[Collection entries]
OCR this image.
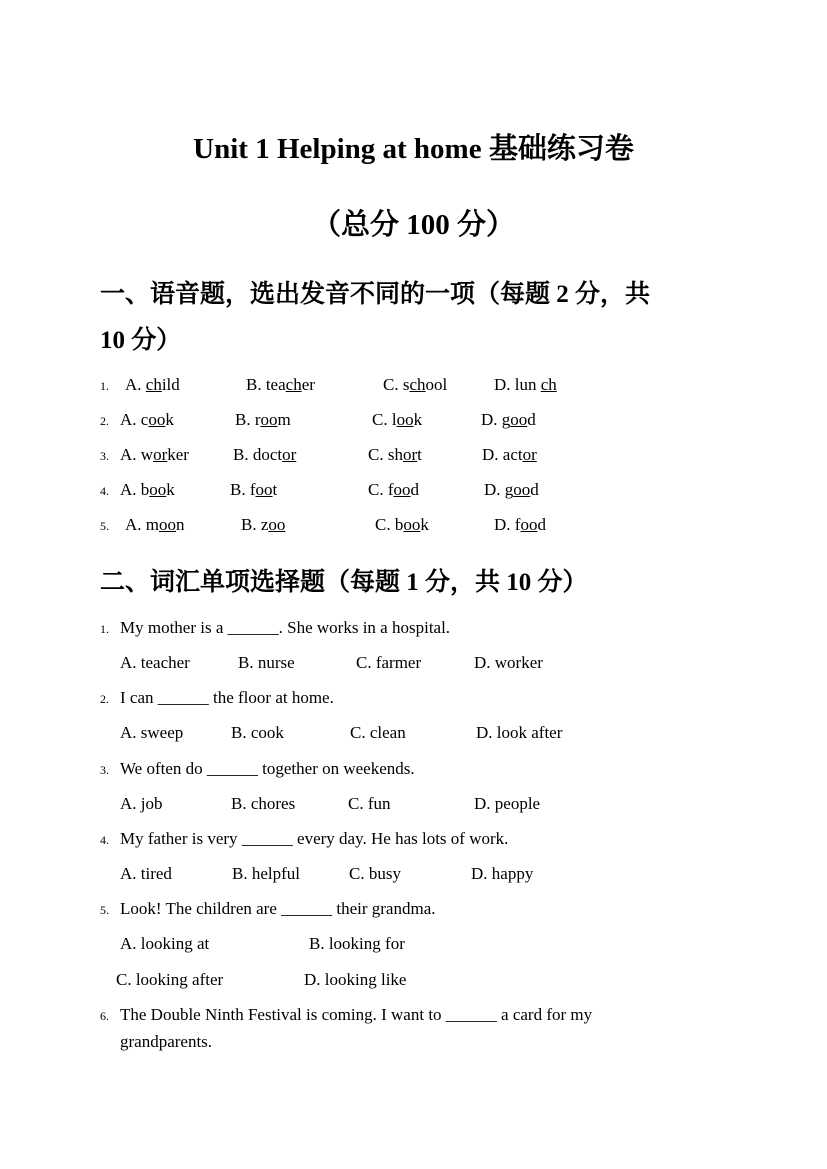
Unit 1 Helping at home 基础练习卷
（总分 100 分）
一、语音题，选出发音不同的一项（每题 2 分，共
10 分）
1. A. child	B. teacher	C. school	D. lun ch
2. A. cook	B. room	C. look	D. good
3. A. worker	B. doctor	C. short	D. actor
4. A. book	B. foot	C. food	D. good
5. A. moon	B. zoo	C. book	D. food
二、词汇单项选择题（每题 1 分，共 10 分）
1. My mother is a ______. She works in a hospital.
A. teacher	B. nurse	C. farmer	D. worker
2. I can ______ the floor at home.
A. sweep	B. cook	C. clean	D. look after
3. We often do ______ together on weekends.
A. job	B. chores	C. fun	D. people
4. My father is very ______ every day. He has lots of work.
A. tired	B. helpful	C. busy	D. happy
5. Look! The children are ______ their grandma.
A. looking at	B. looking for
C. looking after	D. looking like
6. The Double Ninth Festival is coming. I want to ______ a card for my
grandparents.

...

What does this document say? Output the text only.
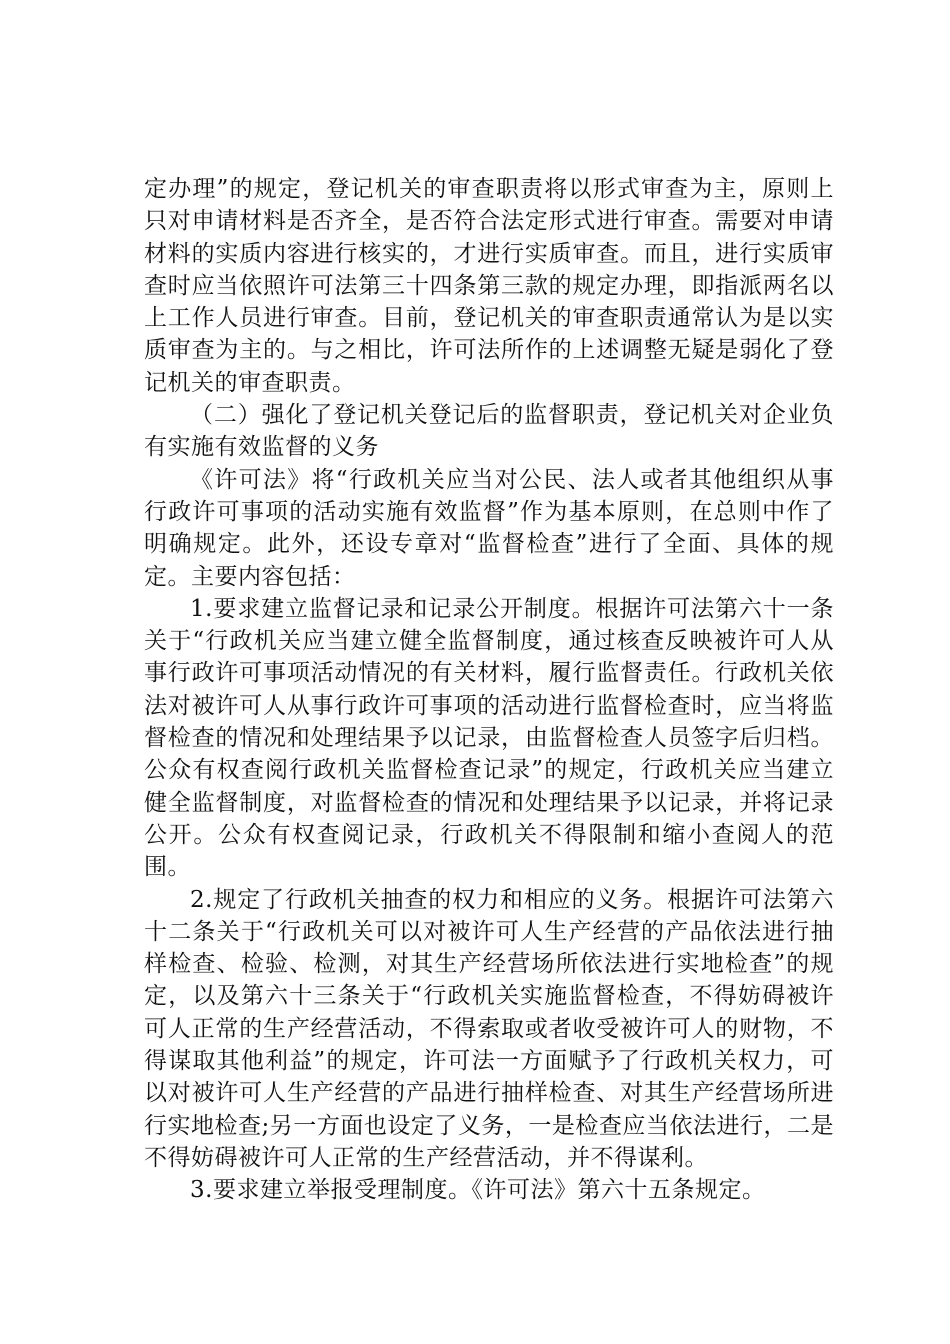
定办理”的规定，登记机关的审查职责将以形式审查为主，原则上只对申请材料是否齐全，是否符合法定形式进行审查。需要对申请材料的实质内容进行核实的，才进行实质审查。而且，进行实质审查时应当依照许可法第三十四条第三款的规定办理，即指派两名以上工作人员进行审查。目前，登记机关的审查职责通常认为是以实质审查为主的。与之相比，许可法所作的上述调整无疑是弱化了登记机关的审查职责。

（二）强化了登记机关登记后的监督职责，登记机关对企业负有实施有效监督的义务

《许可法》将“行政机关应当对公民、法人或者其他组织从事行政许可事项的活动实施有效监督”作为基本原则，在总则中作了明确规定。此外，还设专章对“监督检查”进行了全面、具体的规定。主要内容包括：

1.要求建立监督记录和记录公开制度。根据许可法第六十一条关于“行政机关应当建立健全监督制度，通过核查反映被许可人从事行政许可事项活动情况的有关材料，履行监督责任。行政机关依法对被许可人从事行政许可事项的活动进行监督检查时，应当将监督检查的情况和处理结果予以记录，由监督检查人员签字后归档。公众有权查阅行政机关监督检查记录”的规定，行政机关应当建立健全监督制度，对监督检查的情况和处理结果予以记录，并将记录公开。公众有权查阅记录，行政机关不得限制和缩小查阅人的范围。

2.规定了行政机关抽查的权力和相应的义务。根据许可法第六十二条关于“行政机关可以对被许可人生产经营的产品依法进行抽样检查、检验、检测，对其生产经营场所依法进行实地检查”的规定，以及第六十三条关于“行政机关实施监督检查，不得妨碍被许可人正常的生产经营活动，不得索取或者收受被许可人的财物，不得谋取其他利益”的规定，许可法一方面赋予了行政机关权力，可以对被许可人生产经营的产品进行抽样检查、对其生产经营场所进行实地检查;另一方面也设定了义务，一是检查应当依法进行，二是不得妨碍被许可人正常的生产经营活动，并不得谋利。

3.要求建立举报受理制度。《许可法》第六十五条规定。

(WHAT IS NEEDED) Go through the listing above line by line and say how many lines hold the word "looking". Reply with that number only.

(SOLUTION TO THIS EXERCISE) 2